INSTRUCTION →
Repeat each line of the material exactly.
## start DATASET ENTRIES
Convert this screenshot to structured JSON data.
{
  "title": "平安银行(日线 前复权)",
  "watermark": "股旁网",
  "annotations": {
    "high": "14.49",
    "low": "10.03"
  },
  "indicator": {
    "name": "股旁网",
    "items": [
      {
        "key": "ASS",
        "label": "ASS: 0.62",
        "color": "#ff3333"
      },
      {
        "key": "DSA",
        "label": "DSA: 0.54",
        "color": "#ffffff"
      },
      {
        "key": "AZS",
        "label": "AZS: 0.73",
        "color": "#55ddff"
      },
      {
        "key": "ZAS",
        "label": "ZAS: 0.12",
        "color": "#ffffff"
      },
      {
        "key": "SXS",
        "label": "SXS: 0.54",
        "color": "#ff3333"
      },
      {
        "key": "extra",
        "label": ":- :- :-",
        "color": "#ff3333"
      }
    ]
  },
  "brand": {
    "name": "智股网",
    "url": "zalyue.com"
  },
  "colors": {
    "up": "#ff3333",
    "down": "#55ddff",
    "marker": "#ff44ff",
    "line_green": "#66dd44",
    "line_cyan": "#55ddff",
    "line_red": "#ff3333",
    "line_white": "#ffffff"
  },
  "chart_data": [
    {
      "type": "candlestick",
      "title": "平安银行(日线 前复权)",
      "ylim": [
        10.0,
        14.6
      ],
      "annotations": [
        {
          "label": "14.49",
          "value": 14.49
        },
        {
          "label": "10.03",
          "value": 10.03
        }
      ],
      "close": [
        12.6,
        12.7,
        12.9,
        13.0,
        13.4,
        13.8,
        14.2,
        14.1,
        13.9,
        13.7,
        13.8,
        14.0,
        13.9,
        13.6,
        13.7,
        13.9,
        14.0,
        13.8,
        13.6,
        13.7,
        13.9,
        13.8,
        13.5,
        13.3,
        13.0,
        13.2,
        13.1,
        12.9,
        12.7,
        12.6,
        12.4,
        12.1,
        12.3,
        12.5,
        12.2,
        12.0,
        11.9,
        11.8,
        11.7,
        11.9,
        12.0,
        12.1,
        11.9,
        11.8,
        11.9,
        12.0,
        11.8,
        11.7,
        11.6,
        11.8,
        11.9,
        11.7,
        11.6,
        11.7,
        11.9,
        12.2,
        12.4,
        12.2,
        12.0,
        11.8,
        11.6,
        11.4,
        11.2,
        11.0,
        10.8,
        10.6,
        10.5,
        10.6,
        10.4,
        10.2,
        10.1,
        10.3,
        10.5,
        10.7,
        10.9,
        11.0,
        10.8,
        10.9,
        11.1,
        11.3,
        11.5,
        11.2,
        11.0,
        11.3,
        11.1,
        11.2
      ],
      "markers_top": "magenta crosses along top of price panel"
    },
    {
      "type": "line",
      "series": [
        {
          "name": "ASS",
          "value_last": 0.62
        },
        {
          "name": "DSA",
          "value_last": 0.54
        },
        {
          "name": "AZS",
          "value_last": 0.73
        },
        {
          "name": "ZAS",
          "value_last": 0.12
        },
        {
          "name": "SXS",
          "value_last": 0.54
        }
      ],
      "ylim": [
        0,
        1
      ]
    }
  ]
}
## end DATASET ENTRIES
SOLUTION TO THE PROBLEM →
Convert this screenshot to structured JSON data.
{
  "title": "平安银行(日线 前复权)",
  "watermark": "股旁网",
  "annotations": {
    "high": "14.49",
    "low": "10.03"
  },
  "indicator": {
    "name": "股旁网",
    "items": [
      {
        "key": "ASS",
        "label": "ASS: 0.62",
        "color": "#ff3333"
      },
      {
        "key": "DSA",
        "label": "DSA: 0.54",
        "color": "#ffffff"
      },
      {
        "key": "AZS",
        "label": "AZS: 0.73",
        "color": "#55ddff"
      },
      {
        "key": "ZAS",
        "label": "ZAS: 0.12",
        "color": "#ffffff"
      },
      {
        "key": "SXS",
        "label": "SXS: 0.54",
        "color": "#ff3333"
      },
      {
        "key": "extra",
        "label": ":- :- :-",
        "color": "#ff3333"
      }
    ]
  },
  "brand": {
    "name": "智股网",
    "url": "zalyue.com"
  },
  "colors": {
    "up": "#ff3333",
    "down": "#55ddff",
    "marker": "#ff44ff",
    "line_green": "#66dd44",
    "line_cyan": "#55ddff",
    "line_red": "#ff3333",
    "line_white": "#ffffff"
  },
  "chart_data": [
    {
      "type": "candlestick",
      "title": "平安银行(日线 前复权)",
      "ylim": [
        10.0,
        14.6
      ],
      "annotations": [
        {
          "label": "14.49",
          "value": 14.49
        },
        {
          "label": "10.03",
          "value": 10.03
        }
      ],
      "close": [
        12.6,
        12.7,
        12.9,
        13.0,
        13.4,
        13.8,
        14.2,
        14.1,
        13.9,
        13.7,
        13.8,
        14.0,
        13.9,
        13.6,
        13.7,
        13.9,
        14.0,
        13.8,
        13.6,
        13.7,
        13.9,
        13.8,
        13.5,
        13.3,
        13.0,
        13.2,
        13.1,
        12.9,
        12.7,
        12.6,
        12.4,
        12.1,
        12.3,
        12.5,
        12.2,
        12.0,
        11.9,
        11.8,
        11.7,
        11.9,
        12.0,
        12.1,
        11.9,
        11.8,
        11.9,
        12.0,
        11.8,
        11.7,
        11.6,
        11.8,
        11.9,
        11.7,
        11.6,
        11.7,
        11.9,
        12.2,
        12.4,
        12.2,
        12.0,
        11.8,
        11.6,
        11.4,
        11.2,
        11.0,
        10.8,
        10.6,
        10.5,
        10.6,
        10.4,
        10.2,
        10.1,
        10.3,
        10.5,
        10.7,
        10.9,
        11.0,
        10.8,
        10.9,
        11.1,
        11.3,
        11.5,
        11.2,
        11.0,
        11.3,
        11.1,
        11.2
      ],
      "markers_top": "magenta crosses along top of price panel"
    },
    {
      "type": "line",
      "series": [
        {
          "name": "ASS",
          "value_last": 0.62
        },
        {
          "name": "DSA",
          "value_last": 0.54
        },
        {
          "name": "AZS",
          "value_last": 0.73
        },
        {
          "name": "ZAS",
          "value_last": 0.12
        },
        {
          "name": "SXS",
          "value_last": 0.54
        }
      ],
      "ylim": [
        0,
        1
      ]
    }
  ]
}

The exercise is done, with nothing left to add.